# GOAL:
Reproduce all the entries exactly.

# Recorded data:
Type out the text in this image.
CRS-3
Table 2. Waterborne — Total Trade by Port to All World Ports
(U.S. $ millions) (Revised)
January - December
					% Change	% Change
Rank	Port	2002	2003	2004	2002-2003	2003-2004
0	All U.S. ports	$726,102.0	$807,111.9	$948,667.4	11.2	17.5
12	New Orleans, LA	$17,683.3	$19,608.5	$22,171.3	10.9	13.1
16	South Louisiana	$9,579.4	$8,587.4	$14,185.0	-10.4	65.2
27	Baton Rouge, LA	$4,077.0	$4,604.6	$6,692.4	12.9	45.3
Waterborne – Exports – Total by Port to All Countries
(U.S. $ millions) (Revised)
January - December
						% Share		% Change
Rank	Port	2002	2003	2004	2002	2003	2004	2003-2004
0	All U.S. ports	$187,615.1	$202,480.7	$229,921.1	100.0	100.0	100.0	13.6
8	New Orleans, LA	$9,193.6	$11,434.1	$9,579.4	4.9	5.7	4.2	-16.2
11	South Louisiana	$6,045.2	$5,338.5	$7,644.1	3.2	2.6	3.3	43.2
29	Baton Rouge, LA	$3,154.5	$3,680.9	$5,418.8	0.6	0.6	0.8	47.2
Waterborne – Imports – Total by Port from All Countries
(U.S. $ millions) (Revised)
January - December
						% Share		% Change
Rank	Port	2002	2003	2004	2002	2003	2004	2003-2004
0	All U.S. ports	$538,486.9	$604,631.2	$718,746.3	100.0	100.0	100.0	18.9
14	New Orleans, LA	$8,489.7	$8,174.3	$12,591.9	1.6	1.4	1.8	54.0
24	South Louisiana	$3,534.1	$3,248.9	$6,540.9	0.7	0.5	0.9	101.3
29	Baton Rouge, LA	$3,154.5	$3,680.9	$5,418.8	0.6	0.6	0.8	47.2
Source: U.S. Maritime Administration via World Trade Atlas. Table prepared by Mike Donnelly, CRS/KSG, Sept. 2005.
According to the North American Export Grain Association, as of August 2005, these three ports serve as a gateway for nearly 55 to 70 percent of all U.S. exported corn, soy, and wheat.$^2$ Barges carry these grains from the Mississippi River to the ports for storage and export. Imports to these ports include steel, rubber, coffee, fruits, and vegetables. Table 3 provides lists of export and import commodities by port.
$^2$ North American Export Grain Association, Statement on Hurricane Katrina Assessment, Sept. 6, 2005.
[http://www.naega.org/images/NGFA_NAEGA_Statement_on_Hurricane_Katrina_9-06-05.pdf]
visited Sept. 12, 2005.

# PROBLEM SOLUTION:
Type out the text in this image.
CRS-3
Table 2. Waterborne — Total Trade by Port to All World Ports
(U.S. $ millions) (Revised)
January - December
					% Change	% Change
Rank	Port	2002	2003	2004	2002-2003	2003-2004
0	All U.S. ports	$726,102.0	$807,111.9	$948,667.4	11.2	17.5
12	New Orleans, LA	$17,683.3	$19,608.5	$22,171.3	10.9	13.1
16	South Louisiana	$9,579.4	$8,587.4	$14,185.0	-10.4	65.2
27	Baton Rouge, LA	$4,077.0	$4,604.6	$6,692.4	12.9	45.3
Waterborne – Exports – Total by Port to All Countries
(U.S. $ millions) (Revised)
January - December
						% Share		% Change
Rank	Port	2002	2003	2004	2002	2003	2004	2003-2004
0	All U.S. ports	$187,615.1	$202,480.7	$229,921.1	100.0	100.0	100.0	13.6
8	New Orleans, LA	$9,193.6	$11,434.1	$9,579.4	4.9	5.7	4.2	-16.2
11	South Louisiana	$6,045.2	$5,338.5	$7,644.1	3.2	2.6	3.3	43.2
29	Baton Rouge, LA	$3,154.5	$3,680.9	$5,418.8	0.6	0.6	0.8	47.2
Waterborne – Imports – Total by Port from All Countries
(U.S. $ millions) (Revised)
January - December
						% Share		% Change
Rank	Port	2002	2003	2004	2002	2003	2004	2003-2004
0	All U.S. ports	$538,486.9	$604,631.2	$718,746.3	100.0	100.0	100.0	18.9
14	New Orleans, LA	$8,489.7	$8,174.3	$12,591.9	1.6	1.4	1.8	54.0
24	South Louisiana	$3,534.1	$3,248.9	$6,540.9	0.7	0.5	0.9	101.3
29	Baton Rouge, LA	$3,154.5	$3,680.9	$5,418.8	0.6	0.6	0.8	47.2
Source: U.S. Maritime Administration via World Trade Atlas. Table prepared by Mike Donnelly, CRS/KSG, Sept. 2005.
According to the North American Export Grain Association, as of August 2005, these three ports serve as a gateway for nearly 55 to 70 percent of all U.S. exported corn, soy, and wheat.$^2$ Barges carry these grains from the Mississippi River to the ports for storage and export. Imports to these ports include steel, rubber, coffee, fruits, and vegetables. Table 3 provides lists of export and import commodities by port.
$^2$ North American Export Grain Association, Statement on Hurricane Katrina Assessment, Sept. 6, 2005.
[http://www.naega.org/images/NGFA_NAEGA_Statement_on_Hurricane_Katrina_9-06-05.pdf]
visited Sept. 12, 2005.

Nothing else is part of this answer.